*Task brief*. Please retype the records below exactly, leaving out any pictures.

---+---

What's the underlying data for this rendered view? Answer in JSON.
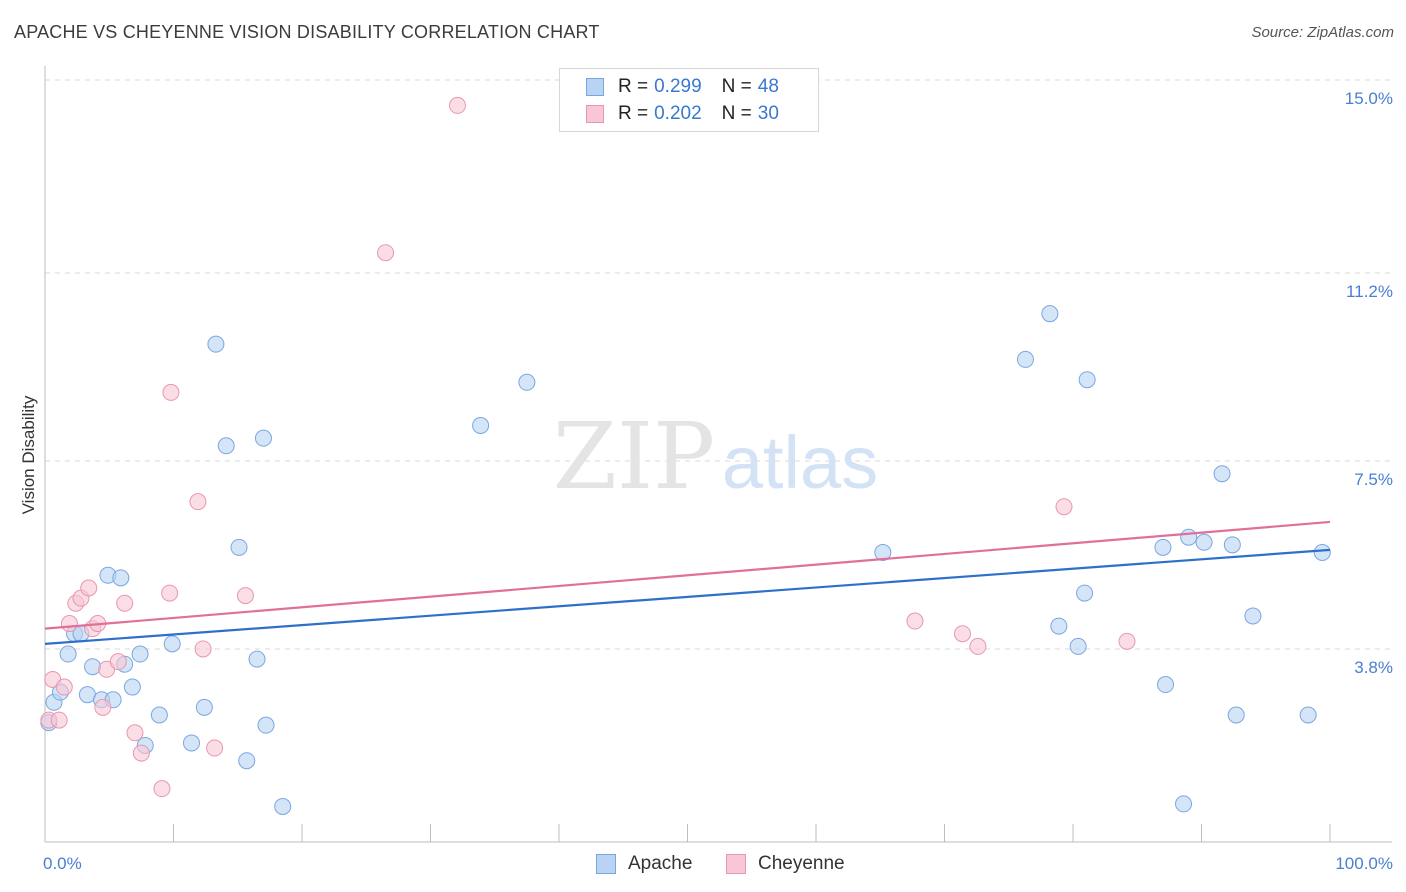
{
  "title": "APACHE VS CHEYENNE VISION DISABILITY CORRELATION CHART",
  "source": "Source: ZipAtlas.com",
  "watermark": {
    "zip": "ZIP",
    "atlas": "atlas"
  },
  "legend": {
    "rows": [
      {
        "r_label": "R =",
        "r_value": "0.299",
        "n_label": "N =",
        "n_value": "48"
      },
      {
        "r_label": "R =",
        "r_value": "0.202",
        "n_label": "N =",
        "n_value": "30"
      }
    ]
  },
  "colors": {
    "apache_fill": "#b9d3f3",
    "apache_stroke": "#7aa7e0",
    "apache_line": "#2f6fcc",
    "cheyenne_fill": "#f8c6d4",
    "cheyenne_stroke": "#e897b0",
    "cheyenne_line": "#e07098",
    "grid": "#d9d9d9",
    "tick_text": "#4a7fd0"
  },
  "chart_data": {
    "type": "scatter",
    "title": "APACHE VS CHEYENNE VISION DISABILITY CORRELATION CHART",
    "xlabel": "",
    "ylabel": "Vision Disability",
    "xlim": [
      0,
      100
    ],
    "ylim": [
      0,
      15.0
    ],
    "x_tick_labels": [
      "0.0%",
      "100.0%"
    ],
    "y_ticks": [
      3.8,
      7.5,
      11.2,
      15.0
    ],
    "y_tick_labels": [
      "3.8%",
      "7.5%",
      "11.2%",
      "15.0%"
    ],
    "grid": true,
    "legend_position": "top-center",
    "series": [
      {
        "name": "Apache",
        "points": [
          [
            0.3,
            2.35
          ],
          [
            0.7,
            2.75
          ],
          [
            1.2,
            2.95
          ],
          [
            1.8,
            3.7
          ],
          [
            2.3,
            4.1
          ],
          [
            2.8,
            4.1
          ],
          [
            3.3,
            2.9
          ],
          [
            3.7,
            3.45
          ],
          [
            4.4,
            2.8
          ],
          [
            4.9,
            5.25
          ],
          [
            5.3,
            2.8
          ],
          [
            5.9,
            5.2
          ],
          [
            6.2,
            3.5
          ],
          [
            6.8,
            3.05
          ],
          [
            7.4,
            3.7
          ],
          [
            7.8,
            1.9
          ],
          [
            8.9,
            2.5
          ],
          [
            9.9,
            3.9
          ],
          [
            11.4,
            1.95
          ],
          [
            12.4,
            2.65
          ],
          [
            13.3,
            9.8
          ],
          [
            14.1,
            7.8
          ],
          [
            15.1,
            5.8
          ],
          [
            15.7,
            1.6
          ],
          [
            16.5,
            3.6
          ],
          [
            17.0,
            7.95
          ],
          [
            17.2,
            2.3
          ],
          [
            18.5,
            0.7
          ],
          [
            33.9,
            8.2
          ],
          [
            37.5,
            9.05
          ],
          [
            65.2,
            5.7
          ],
          [
            76.3,
            9.5
          ],
          [
            78.2,
            10.4
          ],
          [
            78.9,
            4.25
          ],
          [
            80.4,
            3.85
          ],
          [
            80.9,
            4.9
          ],
          [
            81.1,
            9.1
          ],
          [
            87.0,
            5.8
          ],
          [
            87.2,
            3.1
          ],
          [
            88.6,
            0.75
          ],
          [
            89.0,
            6.0
          ],
          [
            90.2,
            5.9
          ],
          [
            91.6,
            7.25
          ],
          [
            92.4,
            5.85
          ],
          [
            92.7,
            2.5
          ],
          [
            94.0,
            4.45
          ],
          [
            98.3,
            2.5
          ],
          [
            99.4,
            5.7
          ]
        ]
      },
      {
        "name": "Cheyenne",
        "points": [
          [
            0.3,
            2.4
          ],
          [
            0.6,
            3.2
          ],
          [
            1.1,
            2.4
          ],
          [
            1.5,
            3.05
          ],
          [
            1.9,
            4.3
          ],
          [
            2.4,
            4.7
          ],
          [
            2.8,
            4.8
          ],
          [
            3.4,
            5.0
          ],
          [
            3.7,
            4.2
          ],
          [
            4.1,
            4.3
          ],
          [
            4.5,
            2.65
          ],
          [
            4.8,
            3.4
          ],
          [
            5.7,
            3.55
          ],
          [
            6.2,
            4.7
          ],
          [
            7.0,
            2.15
          ],
          [
            7.5,
            1.75
          ],
          [
            9.1,
            1.05
          ],
          [
            9.7,
            4.9
          ],
          [
            9.8,
            8.85
          ],
          [
            11.9,
            6.7
          ],
          [
            12.3,
            3.8
          ],
          [
            13.2,
            1.85
          ],
          [
            15.6,
            4.85
          ],
          [
            26.5,
            11.6
          ],
          [
            32.1,
            14.5
          ],
          [
            67.7,
            4.35
          ],
          [
            71.4,
            4.1
          ],
          [
            72.6,
            3.85
          ],
          [
            79.3,
            6.6
          ],
          [
            84.2,
            3.95
          ]
        ]
      }
    ],
    "trend_lines": [
      {
        "name": "Apache",
        "x": [
          0,
          100
        ],
        "y": [
          3.9,
          5.75
        ]
      },
      {
        "name": "Cheyenne",
        "x": [
          0,
          100
        ],
        "y": [
          4.2,
          6.3
        ]
      }
    ]
  },
  "bottom_legend": [
    {
      "label": "Apache"
    },
    {
      "label": "Cheyenne"
    }
  ]
}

---+---

*Correct answer*.
What's the underlying data for this rendered view? Answer in JSON.
{
  "title": "APACHE VS CHEYENNE VISION DISABILITY CORRELATION CHART",
  "source": "Source: ZipAtlas.com",
  "watermark": {
    "zip": "ZIP",
    "atlas": "atlas"
  },
  "legend": {
    "rows": [
      {
        "r_label": "R =",
        "r_value": "0.299",
        "n_label": "N =",
        "n_value": "48"
      },
      {
        "r_label": "R =",
        "r_value": "0.202",
        "n_label": "N =",
        "n_value": "30"
      }
    ]
  },
  "colors": {
    "apache_fill": "#b9d3f3",
    "apache_stroke": "#7aa7e0",
    "apache_line": "#2f6fcc",
    "cheyenne_fill": "#f8c6d4",
    "cheyenne_stroke": "#e897b0",
    "cheyenne_line": "#e07098",
    "grid": "#d9d9d9",
    "tick_text": "#4a7fd0"
  },
  "chart_data": {
    "type": "scatter",
    "title": "APACHE VS CHEYENNE VISION DISABILITY CORRELATION CHART",
    "xlabel": "",
    "ylabel": "Vision Disability",
    "xlim": [
      0,
      100
    ],
    "ylim": [
      0,
      15.0
    ],
    "x_tick_labels": [
      "0.0%",
      "100.0%"
    ],
    "y_ticks": [
      3.8,
      7.5,
      11.2,
      15.0
    ],
    "y_tick_labels": [
      "3.8%",
      "7.5%",
      "11.2%",
      "15.0%"
    ],
    "grid": true,
    "legend_position": "top-center",
    "series": [
      {
        "name": "Apache",
        "points": [
          [
            0.3,
            2.35
          ],
          [
            0.7,
            2.75
          ],
          [
            1.2,
            2.95
          ],
          [
            1.8,
            3.7
          ],
          [
            2.3,
            4.1
          ],
          [
            2.8,
            4.1
          ],
          [
            3.3,
            2.9
          ],
          [
            3.7,
            3.45
          ],
          [
            4.4,
            2.8
          ],
          [
            4.9,
            5.25
          ],
          [
            5.3,
            2.8
          ],
          [
            5.9,
            5.2
          ],
          [
            6.2,
            3.5
          ],
          [
            6.8,
            3.05
          ],
          [
            7.4,
            3.7
          ],
          [
            7.8,
            1.9
          ],
          [
            8.9,
            2.5
          ],
          [
            9.9,
            3.9
          ],
          [
            11.4,
            1.95
          ],
          [
            12.4,
            2.65
          ],
          [
            13.3,
            9.8
          ],
          [
            14.1,
            7.8
          ],
          [
            15.1,
            5.8
          ],
          [
            15.7,
            1.6
          ],
          [
            16.5,
            3.6
          ],
          [
            17.0,
            7.95
          ],
          [
            17.2,
            2.3
          ],
          [
            18.5,
            0.7
          ],
          [
            33.9,
            8.2
          ],
          [
            37.5,
            9.05
          ],
          [
            65.2,
            5.7
          ],
          [
            76.3,
            9.5
          ],
          [
            78.2,
            10.4
          ],
          [
            78.9,
            4.25
          ],
          [
            80.4,
            3.85
          ],
          [
            80.9,
            4.9
          ],
          [
            81.1,
            9.1
          ],
          [
            87.0,
            5.8
          ],
          [
            87.2,
            3.1
          ],
          [
            88.6,
            0.75
          ],
          [
            89.0,
            6.0
          ],
          [
            90.2,
            5.9
          ],
          [
            91.6,
            7.25
          ],
          [
            92.4,
            5.85
          ],
          [
            92.7,
            2.5
          ],
          [
            94.0,
            4.45
          ],
          [
            98.3,
            2.5
          ],
          [
            99.4,
            5.7
          ]
        ]
      },
      {
        "name": "Cheyenne",
        "points": [
          [
            0.3,
            2.4
          ],
          [
            0.6,
            3.2
          ],
          [
            1.1,
            2.4
          ],
          [
            1.5,
            3.05
          ],
          [
            1.9,
            4.3
          ],
          [
            2.4,
            4.7
          ],
          [
            2.8,
            4.8
          ],
          [
            3.4,
            5.0
          ],
          [
            3.7,
            4.2
          ],
          [
            4.1,
            4.3
          ],
          [
            4.5,
            2.65
          ],
          [
            4.8,
            3.4
          ],
          [
            5.7,
            3.55
          ],
          [
            6.2,
            4.7
          ],
          [
            7.0,
            2.15
          ],
          [
            7.5,
            1.75
          ],
          [
            9.1,
            1.05
          ],
          [
            9.7,
            4.9
          ],
          [
            9.8,
            8.85
          ],
          [
            11.9,
            6.7
          ],
          [
            12.3,
            3.8
          ],
          [
            13.2,
            1.85
          ],
          [
            15.6,
            4.85
          ],
          [
            26.5,
            11.6
          ],
          [
            32.1,
            14.5
          ],
          [
            67.7,
            4.35
          ],
          [
            71.4,
            4.1
          ],
          [
            72.6,
            3.85
          ],
          [
            79.3,
            6.6
          ],
          [
            84.2,
            3.95
          ]
        ]
      }
    ],
    "trend_lines": [
      {
        "name": "Apache",
        "x": [
          0,
          100
        ],
        "y": [
          3.9,
          5.75
        ]
      },
      {
        "name": "Cheyenne",
        "x": [
          0,
          100
        ],
        "y": [
          4.2,
          6.3
        ]
      }
    ]
  },
  "bottom_legend": [
    {
      "label": "Apache"
    },
    {
      "label": "Cheyenne"
    }
  ]
}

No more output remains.